» **Reading text**:
Such a display of anarchy and sheer joie de vivre was inspiring; and miraculous
ly, no one seemed to come to any harm at all. Nobody dived; everyone jumped, and when I asked about this I was told the pool was ‘deep, but not that deep’. The entire scene was straight out of the pages of Three Men in a Boat, and Jerome K. Jerome’s description of the Sandford lasher on the Thames:
The pool under Sandford lasher is a very good place to drown yourself in. The undercurrent is terribly strong and if you once get down into it you are all right. An obelisk marks the spot two men have already been drowned, while bathing there; and the steps of the obelisk are generally used as a diving board by young men who wish to see if the place really is dangerous.
Diving is a declining art in Britain. Few pools even allow it, and the boards have mostly been dismantled. The minimum safe depth recommended by the ASA for diving off the poolside is your height with your arms outstretched above your head. There are plenty of swimmers over six feet, so the minimum has to be eight or nine feet. Many pools are not even this deep, and diving boards would logically require yet greater depths.

» **Stored data**:
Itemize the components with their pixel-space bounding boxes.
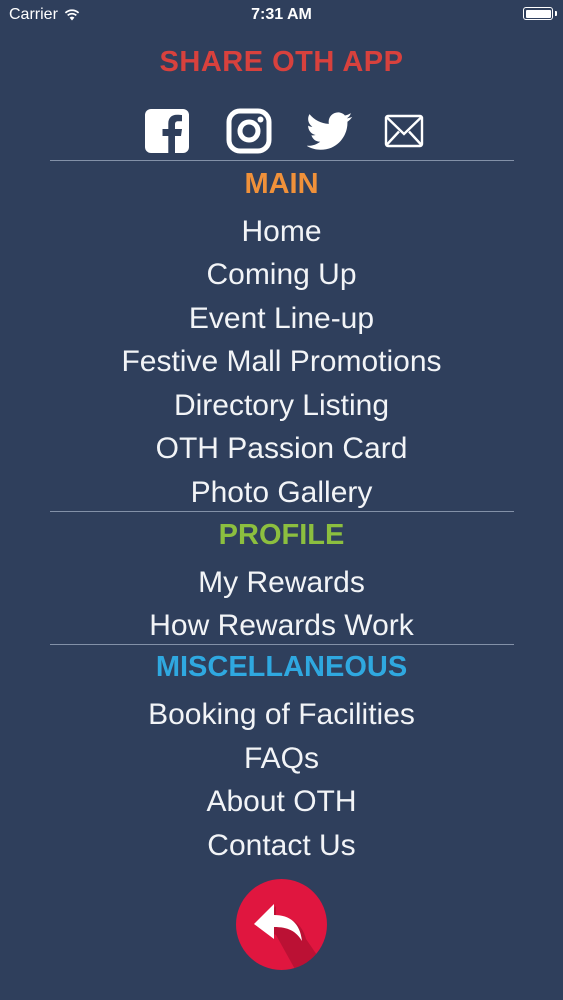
menu-item-festive-mall-promotions[interactable]: Festive Mall Promotions	[0, 345, 563, 379]
menu-item-faqs[interactable]: FAQs	[0, 742, 563, 776]
section-title-miscellaneous: MISCELLANEOUS	[155, 651, 408, 683]
instagram-icon[interactable]	[226, 108, 272, 154]
back-button[interactable]	[236, 879, 327, 970]
battery-icon	[523, 7, 557, 20]
menu-item-home[interactable]: Home	[0, 215, 563, 249]
section-title-main: MAIN	[244, 168, 319, 200]
menu-item-photo-gallery[interactable]: Photo Gallery	[0, 476, 563, 510]
twitter-icon[interactable]	[307, 108, 353, 154]
share-title: SHARE OTH APP	[159, 46, 404, 78]
reply-arrow-icon	[254, 904, 327, 970]
mail-icon[interactable]	[384, 113, 424, 149]
menu-item-how-rewards-work[interactable]: How Rewards Work	[0, 609, 563, 643]
status-time: 7:31 AM	[251, 6, 312, 23]
menu-item-booking-of-facilities[interactable]: Booking of Facilities	[0, 698, 563, 732]
social-row	[0, 108, 563, 154]
menu-item-about-oth[interactable]: About OTH	[0, 785, 563, 819]
status-bar: Carrier 7:31 AM	[0, 0, 563, 30]
section-title-profile: PROFILE	[218, 519, 345, 551]
menu-item-directory-listing[interactable]: Directory Listing	[0, 389, 563, 423]
divider	[50, 160, 514, 161]
menu-item-contact-us[interactable]: Contact Us	[0, 829, 563, 863]
facebook-icon[interactable]	[144, 108, 190, 154]
menu-item-oth-passion-card[interactable]: OTH Passion Card	[0, 432, 563, 466]
divider	[50, 511, 514, 512]
menu-item-event-line-up[interactable]: Event Line-up	[0, 302, 563, 336]
divider	[50, 644, 514, 645]
menu-item-coming-up[interactable]: Coming Up	[0, 258, 563, 292]
menu-item-my-rewards[interactable]: My Rewards	[0, 566, 563, 600]
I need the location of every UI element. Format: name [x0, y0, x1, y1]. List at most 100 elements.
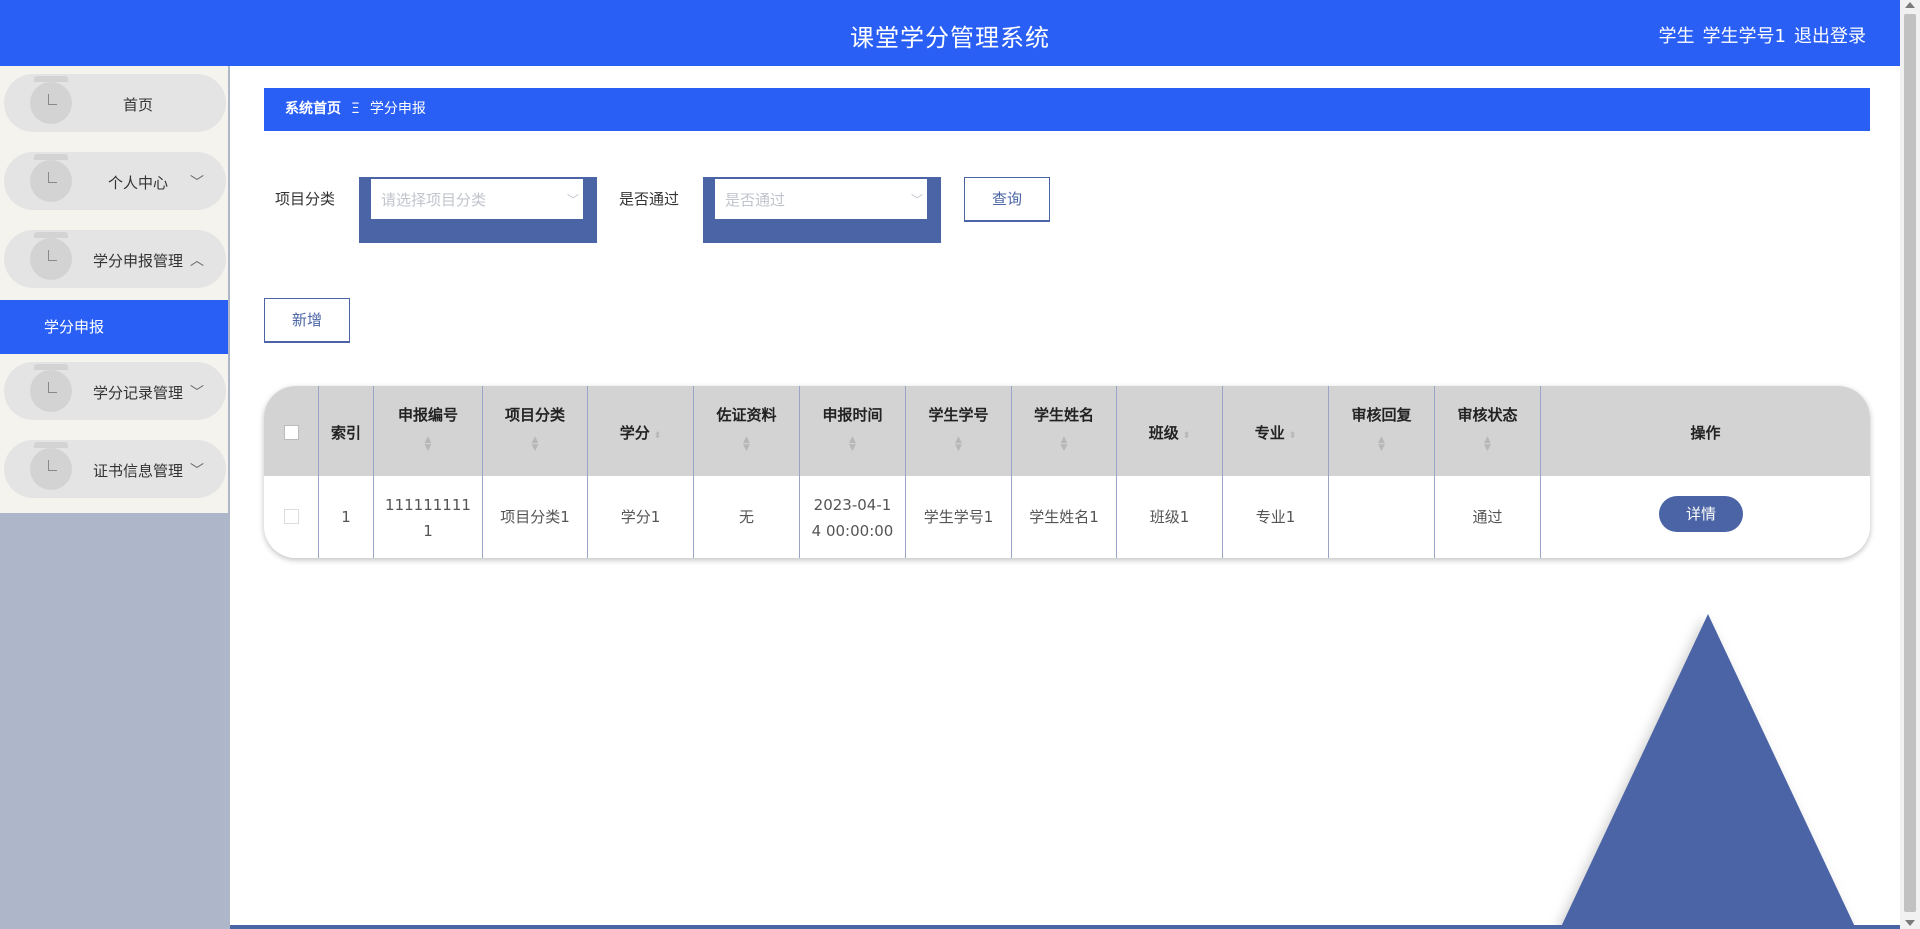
table-cell	[264, 476, 319, 558]
sidebar-item-home-button[interactable]: 首页	[4, 74, 226, 132]
search-button[interactable]: 查询	[964, 177, 1050, 222]
cell-class: 班级1	[1149, 508, 1190, 526]
cell-category: 项目分类1	[500, 508, 570, 526]
add-button[interactable]: 新增	[264, 298, 350, 343]
sort-caret-icon[interactable]: ▲ ▼	[906, 436, 1011, 453]
table-cell: 班级1	[1117, 476, 1223, 558]
cell-report-no-line1: 111111111	[385, 496, 471, 514]
sidebar-item-credit-report-mgmt-button[interactable]: 学分申报管理 ︿	[4, 230, 226, 288]
sort-caret-icon[interactable]: ▲ ▼	[1329, 436, 1434, 453]
cell-student-no: 学生学号1	[923, 508, 994, 526]
chevron-down-icon: ﹀	[190, 463, 204, 479]
credit-report-table: 索引 申报编号 ▲ ▼ 项目分类 ▲ ▼ 学分 ⬍ 佐证资料 ▲ ▼ 申报时间 ▲ ▼	[264, 386, 1870, 558]
header-select-all	[264, 386, 319, 476]
column-header-sortable[interactable]: 申报编号 ▲ ▼	[374, 386, 483, 476]
breadcrumb: 系统首页 Ξ 学分申报	[264, 88, 1870, 131]
chevron-down-icon: ﹀	[190, 385, 204, 401]
sidebar-item-label: 学分申报管理	[92, 252, 183, 270]
scroll-up-icon[interactable]	[1905, 2, 1915, 8]
sidebar-item-home: 首页	[0, 66, 228, 144]
sort-caret-icon[interactable]: ▲ ▼	[374, 436, 482, 453]
sort-caret-icon[interactable]: ⬍	[654, 431, 662, 441]
menu-knob-icon	[30, 442, 72, 490]
passed-select-wrapper: 是否通过 ﹀	[703, 177, 941, 243]
sort-caret-icon[interactable]: ▲ ▼	[694, 436, 799, 453]
cell-time-line1: 2023-04-1	[813, 496, 892, 514]
menu-knob-icon	[30, 76, 72, 124]
column-header-sortable[interactable]: 审核回复 ▲ ▼	[1329, 386, 1435, 476]
column-header-label: 项目分类	[504, 406, 565, 424]
column-header-label: 审核回复	[1351, 406, 1412, 424]
cell-status: 通过	[1472, 508, 1503, 526]
sidebar-item-profile-button[interactable]: 个人中心 ﹀	[4, 152, 226, 210]
sidebar-item-label: 证书信息管理	[92, 462, 183, 480]
logout-link[interactable]: 退出登录	[1794, 26, 1866, 47]
column-header: 操作	[1541, 386, 1870, 476]
app-title: 课堂学分管理系统	[850, 24, 1050, 52]
category-select-placeholder: 请选择项目分类	[381, 191, 487, 209]
sidebar-subitem-credit-report[interactable]: 学分申报	[0, 300, 228, 354]
table-cell: 1	[319, 476, 374, 558]
cell-credit: 学分1	[620, 508, 661, 526]
table-cell: 专业1	[1223, 476, 1329, 558]
column-header-label: 审核状态	[1457, 406, 1518, 424]
cell-report-no-line2: 1	[423, 522, 433, 540]
category-select-wrapper: 请选择项目分类 ﹀	[359, 177, 597, 243]
column-header-sortable[interactable]: 班级 ⬍	[1117, 386, 1223, 476]
sort-caret-icon[interactable]: ⬍	[1183, 431, 1191, 441]
column-header-sortable[interactable]: 佐证资料 ▲ ▼	[694, 386, 800, 476]
user-name: 学生学号1	[1702, 26, 1786, 47]
sort-caret-icon[interactable]: ▲ ▼	[1012, 436, 1116, 453]
column-header-label: 佐证资料	[716, 406, 777, 424]
scroll-thumb[interactable]	[1904, 14, 1916, 912]
column-header-sortable[interactable]: 学生姓名 ▲ ▼	[1012, 386, 1117, 476]
user-info: 学生 学生学号1 退出登录	[1651, 22, 1866, 48]
cell-time-line2: 4 00:00:00	[811, 522, 894, 540]
sidebar-item-certificate-mgmt-button[interactable]: 证书信息管理 ﹀	[4, 440, 226, 498]
sidebar-item-label: 首页	[122, 96, 153, 114]
table-cell: 111111111 1	[374, 476, 483, 558]
sidebar: 首页 个人中心 ﹀ 学分申报管理 ︿ 学分申报 学分记录管理 ﹀ 证书信息管理 …	[0, 66, 230, 929]
category-filter-label: 项目分类	[275, 190, 336, 208]
sidebar-item-credit-record-mgmt: 学分记录管理 ﹀	[0, 354, 228, 432]
column-header-text: 班级	[1148, 424, 1179, 442]
scroll-down-icon[interactable]	[1905, 920, 1915, 926]
column-header-label: 操作	[1690, 424, 1721, 442]
select-all-checkbox[interactable]	[284, 425, 299, 440]
cell-major: 专业1	[1255, 508, 1296, 526]
column-header-sortable[interactable]: 学分 ⬍	[588, 386, 694, 476]
column-header-sortable[interactable]: 审核状态 ▲ ▼	[1435, 386, 1541, 476]
column-header-sortable[interactable]: 申报时间 ▲ ▼	[800, 386, 906, 476]
column-header-label: 班级 ⬍	[1117, 422, 1222, 443]
sidebar-item-credit-record-mgmt-button[interactable]: 学分记录管理 ﹀	[4, 362, 226, 420]
page-scrollbar[interactable]	[1900, 0, 1920, 929]
sort-caret-icon[interactable]: ▲ ▼	[1435, 436, 1540, 453]
cell-student-name: 学生姓名1	[1029, 508, 1099, 526]
sort-caret-icon[interactable]: ⬍	[1289, 431, 1297, 441]
breadcrumb-home[interactable]: 系统首页	[285, 101, 341, 117]
column-header-sortable[interactable]: 学生学号 ▲ ▼	[906, 386, 1012, 476]
column-header-text: 学分	[619, 424, 650, 442]
chevron-down-icon: ﹀	[190, 175, 204, 191]
detail-button[interactable]: 详情	[1659, 496, 1743, 532]
sidebar-menu: 首页 个人中心 ﹀ 学分申报管理 ︿ 学分申报 学分记录管理 ﹀ 证书信息管理 …	[0, 66, 228, 513]
breadcrumb-current: 学分申报	[369, 101, 426, 117]
passed-select-placeholder: 是否通过	[725, 191, 786, 209]
column-header-label: 学分 ⬍	[588, 422, 693, 443]
column-header-text: 专业	[1254, 424, 1285, 442]
sort-caret-icon[interactable]: ▲ ▼	[483, 436, 587, 453]
row-checkbox[interactable]	[284, 509, 299, 524]
menu-knob-icon	[30, 364, 72, 412]
sort-caret-icon[interactable]: ▲ ▼	[800, 436, 905, 453]
table-cell: 学生姓名1	[1012, 476, 1117, 558]
passed-select[interactable]: 是否通过 ﹀	[715, 179, 927, 219]
sidebar-item-credit-report-mgmt: 学分申报管理 ︿	[0, 222, 228, 300]
category-select[interactable]: 请选择项目分类 ﹀	[371, 179, 583, 219]
column-header-label: 申报编号	[397, 406, 458, 424]
top-header: 课堂学分管理系统 学生 学生学号1 退出登录	[0, 0, 1900, 66]
column-header-label: 索引	[330, 424, 361, 442]
column-header-sortable[interactable]: 专业 ⬍	[1223, 386, 1329, 476]
table-header: 索引 申报编号 ▲ ▼ 项目分类 ▲ ▼ 学分 ⬍ 佐证资料 ▲ ▼ 申报时间 ▲ ▼	[264, 386, 1870, 476]
column-header-sortable[interactable]: 项目分类 ▲ ▼	[483, 386, 588, 476]
cell-evidence: 无	[738, 508, 754, 526]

» **Required actions**:
a) In the passage on swimming and diving, answer these:
(i) What was the narrator told about the pool when asking why nobody dived?
(ii) In the Three Men in a Boat quotation, what do young men use as a diving board?
(iii) What minimum safe depth does the ASA recommend for diving off the poolside?
b) Can you turn the paragraph beginning "Diving is a declining art in Britain" from the passage on swimming and diving into a short list that keeps its main facts?
c) Carry on the passage on swimming and diving from the point where it stops.

» **Outputs**:
a)
(i) That it was 'deep, but not that deep'.
(ii) The steps of the obelisk.
(iii) Your height with your arms outstretched above your head.

b)
- Diving is a declining art in Britain.
- Few pools allow it, and most diving boards have been dismantled.
- The ASA's recommended minimum safe depth for diving off the poolside is your height with arms outstretched above your head.
- With plenty of swimmers over six feet, that means eight or nine feet.
- Many pools aren't that deep, and diving boards would need even greater depths.

c)
I still remember the first time I went off the top board at the Watford Baths and, that same summer, at the Kenilworth Baths. Such moments were important rites of passage, climbing that extra set of steps, holding on to the rails with shaky hands you hoped no one would notice. An even greater day was when instead of jumping, you dived. Once you had taken that fateful walk along the coconut matting to the edge, you knew all eyes were on you; there was no going back. If your nerve failed, you would jump instead of diving. In the school swimming pool, the top board was close enough to the roof to reach up and grasp a girder, dripping with condensation, and go out swinging hand over hand, then let go. I still dream of such moments.
Samuel Beckett would have been at home in Kirkby Lonsdale. As a child it was his habit to fling himself out of trees; he once climbed to the top of a sixty-foot fir and launched himself to the ground, relying on the lower branches to break his fall. He became obsessively keen on perilous diving, in pools, off cliffs and in dreams.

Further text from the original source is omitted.